[Stored data]
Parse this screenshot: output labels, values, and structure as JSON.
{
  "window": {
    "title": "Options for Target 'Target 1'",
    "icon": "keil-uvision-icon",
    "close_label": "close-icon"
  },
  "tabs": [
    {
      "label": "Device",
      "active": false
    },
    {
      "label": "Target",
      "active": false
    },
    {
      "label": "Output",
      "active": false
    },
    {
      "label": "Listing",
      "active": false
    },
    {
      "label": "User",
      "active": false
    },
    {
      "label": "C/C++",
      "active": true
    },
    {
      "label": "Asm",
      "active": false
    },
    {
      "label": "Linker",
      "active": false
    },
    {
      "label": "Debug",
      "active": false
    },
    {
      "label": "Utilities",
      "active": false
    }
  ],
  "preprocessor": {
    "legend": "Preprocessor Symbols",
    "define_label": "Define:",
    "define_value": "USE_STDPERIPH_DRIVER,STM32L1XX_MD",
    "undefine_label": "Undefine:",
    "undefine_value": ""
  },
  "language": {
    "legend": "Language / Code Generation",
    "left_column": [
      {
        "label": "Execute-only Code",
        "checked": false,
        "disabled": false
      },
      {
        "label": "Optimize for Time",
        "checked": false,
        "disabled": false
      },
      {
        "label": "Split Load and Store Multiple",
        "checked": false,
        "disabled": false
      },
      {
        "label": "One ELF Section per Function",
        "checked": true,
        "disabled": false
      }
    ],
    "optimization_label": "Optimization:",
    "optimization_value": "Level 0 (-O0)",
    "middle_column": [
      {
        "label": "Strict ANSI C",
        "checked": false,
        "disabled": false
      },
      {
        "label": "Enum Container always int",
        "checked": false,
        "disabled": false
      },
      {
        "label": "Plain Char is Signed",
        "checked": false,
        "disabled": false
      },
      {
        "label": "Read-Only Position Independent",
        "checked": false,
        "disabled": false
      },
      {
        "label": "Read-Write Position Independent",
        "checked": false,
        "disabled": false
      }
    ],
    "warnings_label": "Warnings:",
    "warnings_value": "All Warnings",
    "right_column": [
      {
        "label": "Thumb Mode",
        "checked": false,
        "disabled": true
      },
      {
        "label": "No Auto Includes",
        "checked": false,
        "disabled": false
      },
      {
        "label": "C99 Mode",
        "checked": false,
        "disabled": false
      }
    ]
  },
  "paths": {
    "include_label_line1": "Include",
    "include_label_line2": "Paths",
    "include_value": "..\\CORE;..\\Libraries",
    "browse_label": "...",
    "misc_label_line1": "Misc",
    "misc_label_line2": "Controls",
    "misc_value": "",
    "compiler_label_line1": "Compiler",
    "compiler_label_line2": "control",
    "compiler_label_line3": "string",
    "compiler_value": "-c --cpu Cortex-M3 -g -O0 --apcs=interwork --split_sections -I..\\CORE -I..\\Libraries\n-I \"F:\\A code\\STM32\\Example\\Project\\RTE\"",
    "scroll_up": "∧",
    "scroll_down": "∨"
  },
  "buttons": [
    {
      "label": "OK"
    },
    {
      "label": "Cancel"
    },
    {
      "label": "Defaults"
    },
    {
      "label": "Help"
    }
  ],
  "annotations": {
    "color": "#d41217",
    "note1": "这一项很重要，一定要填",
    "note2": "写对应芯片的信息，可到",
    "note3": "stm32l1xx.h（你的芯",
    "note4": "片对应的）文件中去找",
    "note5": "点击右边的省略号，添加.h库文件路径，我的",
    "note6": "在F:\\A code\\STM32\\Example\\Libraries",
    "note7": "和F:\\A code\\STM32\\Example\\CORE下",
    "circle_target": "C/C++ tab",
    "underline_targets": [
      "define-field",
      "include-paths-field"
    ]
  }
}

Goal of the exercise: In the listing, how many lines hold "Warnings"? Answer with a bare number.

Exercise output: 2